▸ Given request
Copy each line of the entries that contains the word "icon".

+===+

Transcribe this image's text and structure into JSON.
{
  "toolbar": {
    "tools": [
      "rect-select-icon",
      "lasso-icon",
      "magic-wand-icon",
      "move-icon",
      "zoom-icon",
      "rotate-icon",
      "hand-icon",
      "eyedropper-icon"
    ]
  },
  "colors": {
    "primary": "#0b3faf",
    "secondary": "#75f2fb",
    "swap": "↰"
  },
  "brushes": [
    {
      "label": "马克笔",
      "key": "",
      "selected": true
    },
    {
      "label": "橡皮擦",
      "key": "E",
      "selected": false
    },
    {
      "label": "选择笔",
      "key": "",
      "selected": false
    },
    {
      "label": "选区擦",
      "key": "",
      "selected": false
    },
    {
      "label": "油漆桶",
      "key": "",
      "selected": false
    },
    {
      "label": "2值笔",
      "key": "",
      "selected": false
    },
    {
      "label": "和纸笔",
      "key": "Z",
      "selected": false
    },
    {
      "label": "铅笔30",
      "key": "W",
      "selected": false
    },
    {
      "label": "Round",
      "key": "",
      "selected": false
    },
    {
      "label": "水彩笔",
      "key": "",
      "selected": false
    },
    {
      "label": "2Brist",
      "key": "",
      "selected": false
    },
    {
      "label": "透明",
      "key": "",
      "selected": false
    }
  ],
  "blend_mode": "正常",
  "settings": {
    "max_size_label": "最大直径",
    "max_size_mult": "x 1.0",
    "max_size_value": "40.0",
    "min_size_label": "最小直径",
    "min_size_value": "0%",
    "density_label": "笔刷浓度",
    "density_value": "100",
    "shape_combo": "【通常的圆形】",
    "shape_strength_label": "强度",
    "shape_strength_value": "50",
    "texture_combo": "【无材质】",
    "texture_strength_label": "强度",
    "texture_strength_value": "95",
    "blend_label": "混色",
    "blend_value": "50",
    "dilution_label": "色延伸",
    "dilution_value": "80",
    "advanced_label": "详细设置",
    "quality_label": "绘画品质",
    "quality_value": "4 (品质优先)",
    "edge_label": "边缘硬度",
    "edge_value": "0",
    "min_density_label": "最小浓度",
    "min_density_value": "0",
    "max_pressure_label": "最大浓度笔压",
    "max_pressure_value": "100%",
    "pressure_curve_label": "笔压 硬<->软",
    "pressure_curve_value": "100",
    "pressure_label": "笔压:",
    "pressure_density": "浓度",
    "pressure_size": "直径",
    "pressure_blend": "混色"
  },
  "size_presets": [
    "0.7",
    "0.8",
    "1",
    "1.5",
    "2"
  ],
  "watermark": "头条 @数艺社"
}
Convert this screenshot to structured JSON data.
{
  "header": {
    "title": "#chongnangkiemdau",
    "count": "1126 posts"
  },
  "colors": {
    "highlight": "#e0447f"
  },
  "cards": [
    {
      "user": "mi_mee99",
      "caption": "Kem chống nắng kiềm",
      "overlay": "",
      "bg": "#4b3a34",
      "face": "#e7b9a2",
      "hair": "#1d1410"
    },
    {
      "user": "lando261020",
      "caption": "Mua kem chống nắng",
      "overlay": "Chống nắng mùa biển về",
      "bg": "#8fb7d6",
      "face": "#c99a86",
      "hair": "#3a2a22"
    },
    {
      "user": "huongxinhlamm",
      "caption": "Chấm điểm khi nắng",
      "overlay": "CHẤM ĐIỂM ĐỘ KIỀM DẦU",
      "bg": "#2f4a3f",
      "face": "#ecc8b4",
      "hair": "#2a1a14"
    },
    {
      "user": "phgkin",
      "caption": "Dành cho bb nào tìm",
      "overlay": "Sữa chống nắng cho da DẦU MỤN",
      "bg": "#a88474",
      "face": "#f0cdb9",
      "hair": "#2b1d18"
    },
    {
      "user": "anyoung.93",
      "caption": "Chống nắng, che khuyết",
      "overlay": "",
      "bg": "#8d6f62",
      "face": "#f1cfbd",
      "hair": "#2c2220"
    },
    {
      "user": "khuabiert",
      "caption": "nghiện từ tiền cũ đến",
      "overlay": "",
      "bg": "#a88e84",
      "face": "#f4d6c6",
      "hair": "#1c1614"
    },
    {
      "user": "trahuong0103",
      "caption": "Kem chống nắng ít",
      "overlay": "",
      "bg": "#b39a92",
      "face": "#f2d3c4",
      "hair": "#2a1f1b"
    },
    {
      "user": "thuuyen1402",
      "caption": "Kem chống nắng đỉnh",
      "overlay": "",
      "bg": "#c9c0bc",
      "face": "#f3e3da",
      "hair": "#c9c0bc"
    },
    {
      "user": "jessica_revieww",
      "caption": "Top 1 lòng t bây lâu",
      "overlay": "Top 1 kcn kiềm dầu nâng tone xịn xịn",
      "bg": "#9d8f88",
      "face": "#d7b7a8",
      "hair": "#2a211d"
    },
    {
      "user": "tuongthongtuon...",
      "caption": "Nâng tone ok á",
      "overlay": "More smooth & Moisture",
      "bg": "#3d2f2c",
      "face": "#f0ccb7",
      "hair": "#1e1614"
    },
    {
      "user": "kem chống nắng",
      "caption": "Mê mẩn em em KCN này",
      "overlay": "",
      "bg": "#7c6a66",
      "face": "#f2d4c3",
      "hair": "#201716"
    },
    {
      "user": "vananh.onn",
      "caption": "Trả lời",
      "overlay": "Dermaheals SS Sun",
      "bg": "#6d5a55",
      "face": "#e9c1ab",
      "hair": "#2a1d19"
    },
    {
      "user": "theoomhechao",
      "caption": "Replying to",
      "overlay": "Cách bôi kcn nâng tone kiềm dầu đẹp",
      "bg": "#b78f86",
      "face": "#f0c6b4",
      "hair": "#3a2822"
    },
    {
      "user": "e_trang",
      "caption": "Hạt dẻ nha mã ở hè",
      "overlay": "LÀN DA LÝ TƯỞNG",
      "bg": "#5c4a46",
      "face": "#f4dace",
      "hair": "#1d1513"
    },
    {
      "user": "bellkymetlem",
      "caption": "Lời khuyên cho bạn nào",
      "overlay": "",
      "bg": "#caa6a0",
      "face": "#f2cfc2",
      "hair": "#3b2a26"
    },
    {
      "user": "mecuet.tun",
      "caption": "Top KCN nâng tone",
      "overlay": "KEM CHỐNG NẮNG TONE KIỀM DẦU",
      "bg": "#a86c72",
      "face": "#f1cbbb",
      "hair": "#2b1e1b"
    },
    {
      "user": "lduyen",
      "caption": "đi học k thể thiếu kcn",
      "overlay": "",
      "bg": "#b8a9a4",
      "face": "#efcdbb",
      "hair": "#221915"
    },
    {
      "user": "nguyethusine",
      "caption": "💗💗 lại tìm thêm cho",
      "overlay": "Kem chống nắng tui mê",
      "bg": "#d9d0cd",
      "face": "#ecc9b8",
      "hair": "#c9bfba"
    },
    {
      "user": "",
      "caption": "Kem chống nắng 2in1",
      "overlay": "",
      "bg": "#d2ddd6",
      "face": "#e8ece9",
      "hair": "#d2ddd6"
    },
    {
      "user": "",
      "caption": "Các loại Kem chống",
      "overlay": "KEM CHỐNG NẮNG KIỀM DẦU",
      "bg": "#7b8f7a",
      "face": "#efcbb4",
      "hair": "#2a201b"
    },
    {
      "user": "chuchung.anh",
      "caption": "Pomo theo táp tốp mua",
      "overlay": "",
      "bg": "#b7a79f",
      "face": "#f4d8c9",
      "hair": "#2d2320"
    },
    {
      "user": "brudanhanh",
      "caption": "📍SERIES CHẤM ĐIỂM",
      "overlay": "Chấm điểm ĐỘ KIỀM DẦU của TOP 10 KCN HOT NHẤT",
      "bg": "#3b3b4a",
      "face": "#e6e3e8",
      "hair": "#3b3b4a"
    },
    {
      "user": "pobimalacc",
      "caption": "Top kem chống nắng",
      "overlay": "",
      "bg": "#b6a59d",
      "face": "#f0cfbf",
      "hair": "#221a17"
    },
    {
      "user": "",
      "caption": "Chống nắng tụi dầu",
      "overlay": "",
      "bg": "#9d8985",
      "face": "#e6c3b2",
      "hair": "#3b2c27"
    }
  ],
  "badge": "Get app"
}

+===+

▸ Exercise solution
      "rect-select-icon",
      "lasso-icon",
      "magic-wand-icon",
      "move-icon",
      "zoom-icon",
      "rotate-icon",
      "hand-icon",
      "eyedropper-icon"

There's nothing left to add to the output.